Copy all lines that contain the word "PROCESO".

+++ Materials provided +++

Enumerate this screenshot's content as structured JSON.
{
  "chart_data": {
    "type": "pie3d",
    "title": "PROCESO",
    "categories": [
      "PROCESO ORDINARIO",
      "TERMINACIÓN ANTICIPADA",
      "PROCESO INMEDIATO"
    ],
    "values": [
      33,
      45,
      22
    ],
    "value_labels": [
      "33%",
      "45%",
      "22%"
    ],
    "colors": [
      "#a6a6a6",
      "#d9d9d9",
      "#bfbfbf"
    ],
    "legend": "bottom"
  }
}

+++

▶ _Result of the exercise_:
    "title": "PROCESO",
      "PROCESO ORDINARIO",
      "PROCESO INMEDIATO"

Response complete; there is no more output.